Look for "outreach" in each line of the entries, and return the matching lines.

> Data for this exercise:
* * *

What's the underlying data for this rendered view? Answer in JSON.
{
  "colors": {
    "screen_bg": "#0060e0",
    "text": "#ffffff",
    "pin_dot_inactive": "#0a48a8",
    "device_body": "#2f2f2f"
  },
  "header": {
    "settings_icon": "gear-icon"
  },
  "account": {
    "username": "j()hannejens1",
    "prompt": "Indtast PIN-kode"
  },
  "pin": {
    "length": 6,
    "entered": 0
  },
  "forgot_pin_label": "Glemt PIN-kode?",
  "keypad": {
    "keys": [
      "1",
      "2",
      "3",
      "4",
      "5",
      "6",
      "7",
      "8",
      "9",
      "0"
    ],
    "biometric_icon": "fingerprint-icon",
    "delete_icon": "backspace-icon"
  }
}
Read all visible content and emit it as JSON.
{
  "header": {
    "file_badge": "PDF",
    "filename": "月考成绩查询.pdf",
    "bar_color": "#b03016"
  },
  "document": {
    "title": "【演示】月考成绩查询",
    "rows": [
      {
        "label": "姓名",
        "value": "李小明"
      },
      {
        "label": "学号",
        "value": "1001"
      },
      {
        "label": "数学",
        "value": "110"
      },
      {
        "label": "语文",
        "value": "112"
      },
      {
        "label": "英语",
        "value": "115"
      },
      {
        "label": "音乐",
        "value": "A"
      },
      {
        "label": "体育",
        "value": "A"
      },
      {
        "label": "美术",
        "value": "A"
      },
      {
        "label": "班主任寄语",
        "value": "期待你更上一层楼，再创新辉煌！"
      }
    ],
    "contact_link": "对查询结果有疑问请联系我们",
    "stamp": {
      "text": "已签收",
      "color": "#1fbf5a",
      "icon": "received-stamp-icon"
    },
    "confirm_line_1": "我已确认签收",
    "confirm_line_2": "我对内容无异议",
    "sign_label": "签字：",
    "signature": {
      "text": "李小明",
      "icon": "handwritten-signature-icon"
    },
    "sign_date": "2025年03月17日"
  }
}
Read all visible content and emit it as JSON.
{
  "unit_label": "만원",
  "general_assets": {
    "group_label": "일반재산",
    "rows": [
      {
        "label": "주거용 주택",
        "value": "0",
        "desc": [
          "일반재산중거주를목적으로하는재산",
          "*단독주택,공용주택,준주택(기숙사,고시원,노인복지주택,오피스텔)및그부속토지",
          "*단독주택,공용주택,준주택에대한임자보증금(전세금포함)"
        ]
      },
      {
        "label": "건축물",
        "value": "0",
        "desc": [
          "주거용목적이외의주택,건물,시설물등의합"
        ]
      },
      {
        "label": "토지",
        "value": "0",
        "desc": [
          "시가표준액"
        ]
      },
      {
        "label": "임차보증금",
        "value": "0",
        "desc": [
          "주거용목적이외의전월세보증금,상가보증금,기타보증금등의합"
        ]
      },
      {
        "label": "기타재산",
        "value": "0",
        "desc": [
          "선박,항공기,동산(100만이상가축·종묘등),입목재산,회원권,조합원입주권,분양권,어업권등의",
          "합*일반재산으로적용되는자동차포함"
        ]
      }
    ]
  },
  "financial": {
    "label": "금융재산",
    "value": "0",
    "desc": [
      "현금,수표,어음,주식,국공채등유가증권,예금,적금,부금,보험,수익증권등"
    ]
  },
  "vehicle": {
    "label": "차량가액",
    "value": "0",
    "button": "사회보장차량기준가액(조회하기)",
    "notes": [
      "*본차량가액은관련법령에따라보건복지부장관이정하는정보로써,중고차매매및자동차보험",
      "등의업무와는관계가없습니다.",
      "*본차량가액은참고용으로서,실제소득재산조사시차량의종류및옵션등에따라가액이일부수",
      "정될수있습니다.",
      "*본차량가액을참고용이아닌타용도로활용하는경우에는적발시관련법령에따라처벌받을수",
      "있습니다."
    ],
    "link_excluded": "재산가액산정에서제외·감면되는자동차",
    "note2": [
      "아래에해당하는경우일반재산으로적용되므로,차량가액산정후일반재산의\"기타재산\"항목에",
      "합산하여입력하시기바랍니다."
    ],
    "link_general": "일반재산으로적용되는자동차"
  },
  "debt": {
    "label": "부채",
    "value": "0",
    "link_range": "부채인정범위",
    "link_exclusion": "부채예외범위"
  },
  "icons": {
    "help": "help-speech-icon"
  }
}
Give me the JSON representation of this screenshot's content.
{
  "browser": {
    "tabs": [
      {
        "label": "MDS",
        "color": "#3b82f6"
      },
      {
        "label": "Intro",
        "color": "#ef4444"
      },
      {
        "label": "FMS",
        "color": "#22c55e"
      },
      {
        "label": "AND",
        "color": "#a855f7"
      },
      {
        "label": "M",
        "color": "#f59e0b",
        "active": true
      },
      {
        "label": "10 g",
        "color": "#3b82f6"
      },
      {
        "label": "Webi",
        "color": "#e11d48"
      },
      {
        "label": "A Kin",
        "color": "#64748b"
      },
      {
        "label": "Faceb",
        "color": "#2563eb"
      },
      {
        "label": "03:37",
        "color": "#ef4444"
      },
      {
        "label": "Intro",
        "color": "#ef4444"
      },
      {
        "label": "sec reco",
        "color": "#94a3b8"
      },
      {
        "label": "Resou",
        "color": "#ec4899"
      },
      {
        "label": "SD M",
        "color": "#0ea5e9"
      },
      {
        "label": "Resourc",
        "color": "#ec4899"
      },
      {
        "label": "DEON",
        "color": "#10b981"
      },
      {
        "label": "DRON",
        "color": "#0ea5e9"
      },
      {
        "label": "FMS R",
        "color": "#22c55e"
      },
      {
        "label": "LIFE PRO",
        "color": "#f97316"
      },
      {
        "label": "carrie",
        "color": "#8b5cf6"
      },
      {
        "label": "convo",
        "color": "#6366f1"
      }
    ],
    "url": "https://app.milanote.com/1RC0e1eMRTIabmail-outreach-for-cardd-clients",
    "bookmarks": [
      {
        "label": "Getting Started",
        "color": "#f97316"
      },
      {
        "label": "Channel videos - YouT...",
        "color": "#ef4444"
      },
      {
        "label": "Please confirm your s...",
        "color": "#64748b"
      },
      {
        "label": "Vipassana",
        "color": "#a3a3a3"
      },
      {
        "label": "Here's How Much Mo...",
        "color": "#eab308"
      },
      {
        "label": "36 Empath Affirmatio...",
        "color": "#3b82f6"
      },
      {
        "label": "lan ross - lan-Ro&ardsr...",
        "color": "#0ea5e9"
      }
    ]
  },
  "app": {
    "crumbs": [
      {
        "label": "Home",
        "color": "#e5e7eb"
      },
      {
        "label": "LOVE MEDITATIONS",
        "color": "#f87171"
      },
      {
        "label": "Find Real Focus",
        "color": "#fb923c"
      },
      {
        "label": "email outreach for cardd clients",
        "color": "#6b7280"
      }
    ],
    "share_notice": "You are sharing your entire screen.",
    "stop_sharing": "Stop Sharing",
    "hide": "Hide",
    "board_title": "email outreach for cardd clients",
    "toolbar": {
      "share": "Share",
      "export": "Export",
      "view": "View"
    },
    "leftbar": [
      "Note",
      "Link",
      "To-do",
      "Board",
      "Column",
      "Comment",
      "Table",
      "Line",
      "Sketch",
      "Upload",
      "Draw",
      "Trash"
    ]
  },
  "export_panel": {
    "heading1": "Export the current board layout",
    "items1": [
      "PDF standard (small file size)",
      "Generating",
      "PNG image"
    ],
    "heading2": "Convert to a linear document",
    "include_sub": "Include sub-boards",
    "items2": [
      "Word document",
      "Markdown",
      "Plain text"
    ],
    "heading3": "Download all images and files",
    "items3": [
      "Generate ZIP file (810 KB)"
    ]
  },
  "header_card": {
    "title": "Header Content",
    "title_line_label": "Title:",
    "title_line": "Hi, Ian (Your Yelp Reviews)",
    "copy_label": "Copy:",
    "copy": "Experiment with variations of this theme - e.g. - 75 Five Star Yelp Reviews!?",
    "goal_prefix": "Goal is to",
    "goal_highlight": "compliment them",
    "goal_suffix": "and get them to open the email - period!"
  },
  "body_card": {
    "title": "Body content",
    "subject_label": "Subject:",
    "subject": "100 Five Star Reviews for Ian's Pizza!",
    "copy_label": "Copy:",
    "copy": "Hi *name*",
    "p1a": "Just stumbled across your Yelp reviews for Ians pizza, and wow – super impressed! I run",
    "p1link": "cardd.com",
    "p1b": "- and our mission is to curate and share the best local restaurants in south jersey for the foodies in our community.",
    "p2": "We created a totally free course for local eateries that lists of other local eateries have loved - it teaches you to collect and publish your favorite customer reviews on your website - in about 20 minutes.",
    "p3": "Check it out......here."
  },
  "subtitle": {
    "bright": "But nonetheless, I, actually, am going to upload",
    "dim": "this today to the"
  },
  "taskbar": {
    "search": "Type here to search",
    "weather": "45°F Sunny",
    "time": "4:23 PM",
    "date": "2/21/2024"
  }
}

* * *

> In response:
    "url": "https://app.milanote.com/1RC0e1eMRTIabmail-outreach-for-cardd-clients",
        "label": "email outreach for cardd clients",
    "board_title": "email outreach for cardd clients",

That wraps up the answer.